### Records provided
*-*-*

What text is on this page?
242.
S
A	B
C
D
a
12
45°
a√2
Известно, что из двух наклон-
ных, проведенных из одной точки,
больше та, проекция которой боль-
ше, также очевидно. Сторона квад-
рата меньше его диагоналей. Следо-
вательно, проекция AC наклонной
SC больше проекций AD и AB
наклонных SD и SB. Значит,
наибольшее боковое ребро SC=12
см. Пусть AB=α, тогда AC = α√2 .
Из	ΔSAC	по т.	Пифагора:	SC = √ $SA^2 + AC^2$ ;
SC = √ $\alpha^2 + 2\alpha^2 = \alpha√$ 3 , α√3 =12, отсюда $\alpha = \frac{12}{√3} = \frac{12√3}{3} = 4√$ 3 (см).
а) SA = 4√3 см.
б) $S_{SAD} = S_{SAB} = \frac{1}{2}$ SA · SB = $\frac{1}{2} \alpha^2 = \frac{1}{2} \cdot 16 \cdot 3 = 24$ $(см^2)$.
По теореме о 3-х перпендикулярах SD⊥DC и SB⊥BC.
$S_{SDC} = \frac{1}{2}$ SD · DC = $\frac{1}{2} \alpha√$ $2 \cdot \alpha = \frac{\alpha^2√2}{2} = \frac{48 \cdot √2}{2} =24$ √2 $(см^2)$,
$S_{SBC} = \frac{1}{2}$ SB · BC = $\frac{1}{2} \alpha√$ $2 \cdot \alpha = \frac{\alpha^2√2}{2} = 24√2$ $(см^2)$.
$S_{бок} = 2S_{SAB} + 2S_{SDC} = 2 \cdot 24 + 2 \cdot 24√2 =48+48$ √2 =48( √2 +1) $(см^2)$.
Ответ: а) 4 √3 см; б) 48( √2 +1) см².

*-*-*

### To be done
Quote each line above in full, word for word.

### The output
What text is on this page?
242.
S
A	B
C
D
a
12
45°
a√2
Известно, что из двух наклон-
ных, проведенных из одной точки,
больше та, проекция которой боль-
ше, также очевидно. Сторона квад-
рата меньше его диагоналей. Следо-
вательно, проекция AC наклонной
SC больше проекций AD и AB
наклонных SD и SB. Значит,
наибольшее боковое ребро SC=12
см. Пусть AB=α, тогда AC = α√2 .
Из	ΔSAC	по т.	Пифагора:	SC = √ $SA^2 + AC^2$ ;
SC = √ $\alpha^2 + 2\alpha^2 = \alpha√$ 3 , α√3 =12, отсюда $\alpha = \frac{12}{√3} = \frac{12√3}{3} = 4√$ 3 (см).
а) SA = 4√3 см.
б) $S_{SAD} = S_{SAB} = \frac{1}{2}$ SA · SB = $\frac{1}{2} \alpha^2 = \frac{1}{2} \cdot 16 \cdot 3 = 24$ $(см^2)$.
По теореме о 3-х перпендикулярах SD⊥DC и SB⊥BC.
$S_{SDC} = \frac{1}{2}$ SD · DC = $\frac{1}{2} \alpha√$ $2 \cdot \alpha = \frac{\alpha^2√2}{2} = \frac{48 \cdot √2}{2} =24$ √2 $(см^2)$,
$S_{SBC} = \frac{1}{2}$ SB · BC = $\frac{1}{2} \alpha√$ $2 \cdot \alpha = \frac{\alpha^2√2}{2} = 24√2$ $(см^2)$.
$S_{бок} = 2S_{SAB} + 2S_{SDC} = 2 \cdot 24 + 2 \cdot 24√2 =48+48$ √2 =48( √2 +1) $(см^2)$.
Ответ: а) 4 √3 см; б) 48( √2 +1) см².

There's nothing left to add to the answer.